> _THE TASK_
Write out the entries below once more, exactly.
* START *
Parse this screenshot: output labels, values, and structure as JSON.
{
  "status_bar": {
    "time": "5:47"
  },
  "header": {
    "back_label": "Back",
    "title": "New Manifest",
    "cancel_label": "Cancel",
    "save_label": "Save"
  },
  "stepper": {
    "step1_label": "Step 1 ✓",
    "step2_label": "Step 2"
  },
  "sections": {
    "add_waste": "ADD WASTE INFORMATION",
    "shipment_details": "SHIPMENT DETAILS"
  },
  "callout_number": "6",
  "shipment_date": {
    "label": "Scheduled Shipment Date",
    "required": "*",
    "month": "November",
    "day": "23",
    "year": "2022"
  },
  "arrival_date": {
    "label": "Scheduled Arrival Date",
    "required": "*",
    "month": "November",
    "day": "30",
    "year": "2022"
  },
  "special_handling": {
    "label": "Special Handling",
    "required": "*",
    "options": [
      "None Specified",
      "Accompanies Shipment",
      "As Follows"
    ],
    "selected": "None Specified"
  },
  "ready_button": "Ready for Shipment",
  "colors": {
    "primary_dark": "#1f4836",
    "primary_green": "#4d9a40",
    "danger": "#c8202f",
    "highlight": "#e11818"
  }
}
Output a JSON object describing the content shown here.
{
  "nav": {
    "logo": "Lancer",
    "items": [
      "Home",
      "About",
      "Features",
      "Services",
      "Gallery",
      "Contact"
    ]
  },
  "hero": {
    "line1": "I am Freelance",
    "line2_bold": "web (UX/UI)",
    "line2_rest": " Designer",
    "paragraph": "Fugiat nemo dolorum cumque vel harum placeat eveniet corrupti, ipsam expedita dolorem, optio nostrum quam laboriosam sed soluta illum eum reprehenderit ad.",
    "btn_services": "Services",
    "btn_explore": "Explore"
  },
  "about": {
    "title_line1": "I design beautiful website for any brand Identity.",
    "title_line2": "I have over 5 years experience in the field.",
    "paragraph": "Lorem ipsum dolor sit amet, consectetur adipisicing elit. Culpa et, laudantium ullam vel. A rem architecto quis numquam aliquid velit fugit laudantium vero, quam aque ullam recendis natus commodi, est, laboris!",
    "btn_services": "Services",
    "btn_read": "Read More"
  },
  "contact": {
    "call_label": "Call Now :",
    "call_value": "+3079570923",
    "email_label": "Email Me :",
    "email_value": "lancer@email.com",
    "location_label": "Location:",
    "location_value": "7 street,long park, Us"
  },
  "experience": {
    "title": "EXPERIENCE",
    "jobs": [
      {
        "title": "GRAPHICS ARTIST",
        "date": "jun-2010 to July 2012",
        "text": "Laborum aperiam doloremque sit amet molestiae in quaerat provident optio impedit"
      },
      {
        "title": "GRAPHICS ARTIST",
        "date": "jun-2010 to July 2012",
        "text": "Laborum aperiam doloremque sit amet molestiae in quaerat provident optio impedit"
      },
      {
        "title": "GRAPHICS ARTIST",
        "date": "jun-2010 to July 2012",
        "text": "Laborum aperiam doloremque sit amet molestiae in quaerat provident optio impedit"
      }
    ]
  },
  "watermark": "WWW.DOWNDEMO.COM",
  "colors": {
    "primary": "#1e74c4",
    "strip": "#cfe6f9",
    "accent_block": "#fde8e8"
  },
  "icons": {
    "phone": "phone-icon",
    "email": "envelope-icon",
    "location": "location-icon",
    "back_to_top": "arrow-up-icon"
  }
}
* END *
> _EXERCISE OUTPUT_
Parse this screenshot: output labels, values, and structure as JSON.
{
  "status_bar": {
    "time": "5:47"
  },
  "header": {
    "back_label": "Back",
    "title": "New Manifest",
    "cancel_label": "Cancel",
    "save_label": "Save"
  },
  "stepper": {
    "step1_label": "Step 1 ✓",
    "step2_label": "Step 2"
  },
  "sections": {
    "add_waste": "ADD WASTE INFORMATION",
    "shipment_details": "SHIPMENT DETAILS"
  },
  "callout_number": "6",
  "shipment_date": {
    "label": "Scheduled Shipment Date",
    "required": "*",
    "month": "November",
    "day": "23",
    "year": "2022"
  },
  "arrival_date": {
    "label": "Scheduled Arrival Date",
    "required": "*",
    "month": "November",
    "day": "30",
    "year": "2022"
  },
  "special_handling": {
    "label": "Special Handling",
    "required": "*",
    "options": [
      "None Specified",
      "Accompanies Shipment",
      "As Follows"
    ],
    "selected": "None Specified"
  },
  "ready_button": "Ready for Shipment",
  "colors": {
    "primary_dark": "#1f4836",
    "primary_green": "#4d9a40",
    "danger": "#c8202f",
    "highlight": "#e11818"
  }
}
Output a JSON object describing the content shown here.
{
  "nav": {
    "logo": "Lancer",
    "items": [
      "Home",
      "About",
      "Features",
      "Services",
      "Gallery",
      "Contact"
    ]
  },
  "hero": {
    "line1": "I am Freelance",
    "line2_bold": "web (UX/UI)",
    "line2_rest": " Designer",
    "paragraph": "Fugiat nemo dolorum cumque vel harum placeat eveniet corrupti, ipsam expedita dolorem, optio nostrum quam laboriosam sed soluta illum eum reprehenderit ad.",
    "btn_services": "Services",
    "btn_explore": "Explore"
  },
  "about": {
    "title_line1": "I design beautiful website for any brand Identity.",
    "title_line2": "I have over 5 years experience in the field.",
    "paragraph": "Lorem ipsum dolor sit amet, consectetur adipisicing elit. Culpa et, laudantium ullam vel. A rem architecto quis numquam aliquid velit fugit laudantium vero, quam aque ullam recendis natus commodi, est, laboris!",
    "btn_services": "Services",
    "btn_read": "Read More"
  },
  "contact": {
    "call_label": "Call Now :",
    "call_value": "+3079570923",
    "email_label": "Email Me :",
    "email_value": "lancer@email.com",
    "location_label": "Location:",
    "location_value": "7 street,long park, Us"
  },
  "experience": {
    "title": "EXPERIENCE",
    "jobs": [
      {
        "title": "GRAPHICS ARTIST",
        "date": "jun-2010 to July 2012",
        "text": "Laborum aperiam doloremque sit amet molestiae in quaerat provident optio impedit"
      },
      {
        "title": "GRAPHICS ARTIST",
        "date": "jun-2010 to July 2012",
        "text": "Laborum aperiam doloremque sit amet molestiae in quaerat provident optio impedit"
      },
      {
        "title": "GRAPHICS ARTIST",
        "date": "jun-2010 to July 2012",
        "text": "Laborum aperiam doloremque sit amet molestiae in quaerat provident optio impedit"
      }
    ]
  },
  "watermark": "WWW.DOWNDEMO.COM",
  "colors": {
    "primary": "#1e74c4",
    "strip": "#cfe6f9",
    "accent_block": "#fde8e8"
  },
  "icons": {
    "phone": "phone-icon",
    "email": "envelope-icon",
    "location": "location-icon",
    "back_to_top": "arrow-up-icon"
  }
}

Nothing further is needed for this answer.